:: GIVEN REQUEST ::
Identify and pull out each line of the entries in which "active" occurs.

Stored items
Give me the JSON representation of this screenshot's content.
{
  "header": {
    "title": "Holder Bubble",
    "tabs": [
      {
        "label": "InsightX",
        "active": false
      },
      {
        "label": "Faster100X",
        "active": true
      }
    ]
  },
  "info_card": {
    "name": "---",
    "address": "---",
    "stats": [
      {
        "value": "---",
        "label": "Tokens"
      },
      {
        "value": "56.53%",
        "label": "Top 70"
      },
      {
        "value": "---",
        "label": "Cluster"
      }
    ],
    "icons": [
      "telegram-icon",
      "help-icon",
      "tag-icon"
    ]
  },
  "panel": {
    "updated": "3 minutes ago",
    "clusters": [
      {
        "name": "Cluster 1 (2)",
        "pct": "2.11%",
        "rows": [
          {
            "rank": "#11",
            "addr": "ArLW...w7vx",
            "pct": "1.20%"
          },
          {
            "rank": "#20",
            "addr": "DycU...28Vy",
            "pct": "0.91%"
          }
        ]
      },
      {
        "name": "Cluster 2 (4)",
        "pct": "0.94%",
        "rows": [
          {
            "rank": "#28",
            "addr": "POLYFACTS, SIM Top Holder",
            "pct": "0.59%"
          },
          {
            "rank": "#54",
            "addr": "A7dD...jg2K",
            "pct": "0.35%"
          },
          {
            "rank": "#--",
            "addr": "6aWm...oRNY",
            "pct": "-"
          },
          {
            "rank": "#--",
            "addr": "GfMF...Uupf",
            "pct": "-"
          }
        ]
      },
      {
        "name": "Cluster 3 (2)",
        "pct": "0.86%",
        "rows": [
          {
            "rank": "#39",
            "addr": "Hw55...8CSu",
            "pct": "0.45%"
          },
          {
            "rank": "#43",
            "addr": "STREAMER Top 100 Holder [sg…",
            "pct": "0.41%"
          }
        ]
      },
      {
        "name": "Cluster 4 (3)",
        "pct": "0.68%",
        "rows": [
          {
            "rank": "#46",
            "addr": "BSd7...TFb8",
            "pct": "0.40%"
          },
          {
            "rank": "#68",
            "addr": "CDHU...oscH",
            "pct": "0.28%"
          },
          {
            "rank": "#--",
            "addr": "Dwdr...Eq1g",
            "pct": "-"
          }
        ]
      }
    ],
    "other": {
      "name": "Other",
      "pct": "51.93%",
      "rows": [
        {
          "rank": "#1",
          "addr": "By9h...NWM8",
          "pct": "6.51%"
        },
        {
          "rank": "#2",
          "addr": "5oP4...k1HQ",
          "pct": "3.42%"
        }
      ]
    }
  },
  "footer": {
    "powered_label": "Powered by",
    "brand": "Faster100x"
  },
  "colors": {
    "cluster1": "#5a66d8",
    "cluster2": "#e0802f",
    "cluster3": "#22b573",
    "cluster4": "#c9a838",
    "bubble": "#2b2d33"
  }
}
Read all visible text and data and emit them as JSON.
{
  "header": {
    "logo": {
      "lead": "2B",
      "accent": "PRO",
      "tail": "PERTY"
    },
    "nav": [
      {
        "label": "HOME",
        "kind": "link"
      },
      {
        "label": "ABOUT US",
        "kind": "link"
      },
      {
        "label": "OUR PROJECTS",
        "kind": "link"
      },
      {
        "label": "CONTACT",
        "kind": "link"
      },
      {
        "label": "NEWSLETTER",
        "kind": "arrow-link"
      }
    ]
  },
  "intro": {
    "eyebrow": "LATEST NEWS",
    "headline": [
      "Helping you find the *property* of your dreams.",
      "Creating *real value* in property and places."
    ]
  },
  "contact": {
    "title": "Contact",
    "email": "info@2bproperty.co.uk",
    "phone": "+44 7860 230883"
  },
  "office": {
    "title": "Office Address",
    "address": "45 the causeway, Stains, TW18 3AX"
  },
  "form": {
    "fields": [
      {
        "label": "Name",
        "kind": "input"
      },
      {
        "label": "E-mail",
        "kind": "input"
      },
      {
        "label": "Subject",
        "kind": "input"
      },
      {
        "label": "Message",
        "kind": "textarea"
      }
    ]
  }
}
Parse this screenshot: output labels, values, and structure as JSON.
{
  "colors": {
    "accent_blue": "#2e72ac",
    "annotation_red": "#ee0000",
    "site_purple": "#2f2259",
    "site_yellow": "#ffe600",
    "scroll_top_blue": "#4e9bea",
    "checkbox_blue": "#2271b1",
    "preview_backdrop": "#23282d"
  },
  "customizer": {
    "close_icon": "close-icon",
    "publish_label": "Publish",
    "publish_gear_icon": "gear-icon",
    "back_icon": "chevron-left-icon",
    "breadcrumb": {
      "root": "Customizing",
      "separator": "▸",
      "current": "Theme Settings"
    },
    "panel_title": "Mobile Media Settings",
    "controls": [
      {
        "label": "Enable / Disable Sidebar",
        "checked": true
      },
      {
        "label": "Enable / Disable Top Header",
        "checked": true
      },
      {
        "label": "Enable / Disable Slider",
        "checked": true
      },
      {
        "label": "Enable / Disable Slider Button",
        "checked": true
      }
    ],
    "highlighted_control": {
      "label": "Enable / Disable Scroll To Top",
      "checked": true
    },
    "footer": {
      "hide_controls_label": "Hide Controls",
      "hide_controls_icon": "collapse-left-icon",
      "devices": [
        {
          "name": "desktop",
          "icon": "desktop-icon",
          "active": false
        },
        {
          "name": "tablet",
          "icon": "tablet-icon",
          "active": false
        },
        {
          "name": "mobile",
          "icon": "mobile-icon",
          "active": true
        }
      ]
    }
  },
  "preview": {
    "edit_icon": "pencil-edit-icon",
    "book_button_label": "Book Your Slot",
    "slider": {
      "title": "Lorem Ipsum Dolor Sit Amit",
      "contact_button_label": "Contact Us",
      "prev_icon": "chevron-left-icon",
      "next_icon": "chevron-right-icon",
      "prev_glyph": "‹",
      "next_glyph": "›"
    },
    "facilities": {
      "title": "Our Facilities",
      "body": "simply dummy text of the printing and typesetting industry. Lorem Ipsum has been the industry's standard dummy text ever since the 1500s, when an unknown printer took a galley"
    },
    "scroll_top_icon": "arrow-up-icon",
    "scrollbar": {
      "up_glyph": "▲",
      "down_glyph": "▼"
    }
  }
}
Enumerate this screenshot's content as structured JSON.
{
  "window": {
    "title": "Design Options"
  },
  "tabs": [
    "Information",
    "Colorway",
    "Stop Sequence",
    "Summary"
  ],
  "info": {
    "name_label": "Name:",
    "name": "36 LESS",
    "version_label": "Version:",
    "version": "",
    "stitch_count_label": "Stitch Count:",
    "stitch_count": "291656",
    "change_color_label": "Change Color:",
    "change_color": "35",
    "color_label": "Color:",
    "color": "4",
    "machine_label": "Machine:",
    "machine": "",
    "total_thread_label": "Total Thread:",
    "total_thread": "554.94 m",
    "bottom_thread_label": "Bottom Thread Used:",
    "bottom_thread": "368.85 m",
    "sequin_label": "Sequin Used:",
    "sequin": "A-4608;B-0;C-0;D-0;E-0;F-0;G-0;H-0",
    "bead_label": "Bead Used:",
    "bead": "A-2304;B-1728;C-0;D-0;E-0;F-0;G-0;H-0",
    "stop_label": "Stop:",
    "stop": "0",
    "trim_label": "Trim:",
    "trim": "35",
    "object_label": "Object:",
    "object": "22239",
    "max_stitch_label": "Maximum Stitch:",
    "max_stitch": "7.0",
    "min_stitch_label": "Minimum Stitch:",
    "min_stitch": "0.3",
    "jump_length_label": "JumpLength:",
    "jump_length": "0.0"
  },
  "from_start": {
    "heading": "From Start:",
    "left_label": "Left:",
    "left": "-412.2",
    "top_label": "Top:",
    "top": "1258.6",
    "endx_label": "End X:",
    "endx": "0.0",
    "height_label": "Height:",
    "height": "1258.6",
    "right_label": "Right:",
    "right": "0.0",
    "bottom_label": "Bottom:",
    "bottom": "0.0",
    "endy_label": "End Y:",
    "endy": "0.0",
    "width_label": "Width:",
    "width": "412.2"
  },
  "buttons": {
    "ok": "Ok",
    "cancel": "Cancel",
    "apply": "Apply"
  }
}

:: SOLUTION BELOW ::
        "active": false
        "active": true
          "active": false
          "active": false
          "active": true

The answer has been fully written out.